Exercise
Quote, without change, all of the lines that follow.

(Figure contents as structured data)

────────────────

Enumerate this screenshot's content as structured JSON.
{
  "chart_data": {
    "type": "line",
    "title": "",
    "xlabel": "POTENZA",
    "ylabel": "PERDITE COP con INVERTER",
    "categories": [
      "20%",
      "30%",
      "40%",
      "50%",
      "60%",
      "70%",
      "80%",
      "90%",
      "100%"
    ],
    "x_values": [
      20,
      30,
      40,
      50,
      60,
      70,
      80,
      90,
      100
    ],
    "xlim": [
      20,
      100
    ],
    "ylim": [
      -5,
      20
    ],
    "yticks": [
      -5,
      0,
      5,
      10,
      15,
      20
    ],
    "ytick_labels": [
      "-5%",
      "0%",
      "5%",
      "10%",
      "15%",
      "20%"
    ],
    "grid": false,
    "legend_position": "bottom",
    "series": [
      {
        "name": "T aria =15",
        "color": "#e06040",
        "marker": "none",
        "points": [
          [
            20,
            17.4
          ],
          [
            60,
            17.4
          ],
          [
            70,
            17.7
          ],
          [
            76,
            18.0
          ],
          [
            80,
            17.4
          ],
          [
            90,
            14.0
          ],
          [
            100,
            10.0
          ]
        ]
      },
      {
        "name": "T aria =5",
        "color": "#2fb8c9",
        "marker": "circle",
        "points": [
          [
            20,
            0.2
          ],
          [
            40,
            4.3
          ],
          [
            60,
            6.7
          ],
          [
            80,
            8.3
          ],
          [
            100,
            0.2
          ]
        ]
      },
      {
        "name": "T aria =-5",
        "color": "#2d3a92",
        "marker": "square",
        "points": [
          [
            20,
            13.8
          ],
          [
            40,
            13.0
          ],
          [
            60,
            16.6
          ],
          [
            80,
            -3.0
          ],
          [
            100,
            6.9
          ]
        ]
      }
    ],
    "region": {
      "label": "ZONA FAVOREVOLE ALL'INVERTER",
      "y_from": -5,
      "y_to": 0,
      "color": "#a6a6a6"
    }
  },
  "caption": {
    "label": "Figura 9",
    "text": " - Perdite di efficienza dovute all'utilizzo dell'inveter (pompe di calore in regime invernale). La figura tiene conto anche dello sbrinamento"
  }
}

────────────────

Reply to the exercise
Enumerate this screenshot's content as structured JSON.
{
  "chart_data": {
    "type": "line",
    "title": "",
    "xlabel": "POTENZA",
    "ylabel": "PERDITE COP con INVERTER",
    "categories": [
      "20%",
      "30%",
      "40%",
      "50%",
      "60%",
      "70%",
      "80%",
      "90%",
      "100%"
    ],
    "x_values": [
      20,
      30,
      40,
      50,
      60,
      70,
      80,
      90,
      100
    ],
    "xlim": [
      20,
      100
    ],
    "ylim": [
      -5,
      20
    ],
    "yticks": [
      -5,
      0,
      5,
      10,
      15,
      20
    ],
    "ytick_labels": [
      "-5%",
      "0%",
      "5%",
      "10%",
      "15%",
      "20%"
    ],
    "grid": false,
    "legend_position": "bottom",
    "series": [
      {
        "name": "T aria =15",
        "color": "#e06040",
        "marker": "none",
        "points": [
          [
            20,
            17.4
          ],
          [
            60,
            17.4
          ],
          [
            70,
            17.7
          ],
          [
            76,
            18.0
          ],
          [
            80,
            17.4
          ],
          [
            90,
            14.0
          ],
          [
            100,
            10.0
          ]
        ]
      },
      {
        "name": "T aria =5",
        "color": "#2fb8c9",
        "marker": "circle",
        "points": [
          [
            20,
            0.2
          ],
          [
            40,
            4.3
          ],
          [
            60,
            6.7
          ],
          [
            80,
            8.3
          ],
          [
            100,
            0.2
          ]
        ]
      },
      {
        "name": "T aria =-5",
        "color": "#2d3a92",
        "marker": "square",
        "points": [
          [
            20,
            13.8
          ],
          [
            40,
            13.0
          ],
          [
            60,
            16.6
          ],
          [
            80,
            -3.0
          ],
          [
            100,
            6.9
          ]
        ]
      }
    ],
    "region": {
      "label": "ZONA FAVOREVOLE ALL'INVERTER",
      "y_from": -5,
      "y_to": 0,
      "color": "#a6a6a6"
    }
  },
  "caption": {
    "label": "Figura 9",
    "text": " - Perdite di efficienza dovute all'utilizzo dell'inveter (pompe di calore in regime invernale). La figura tiene conto anche dello sbrinamento"
  }
}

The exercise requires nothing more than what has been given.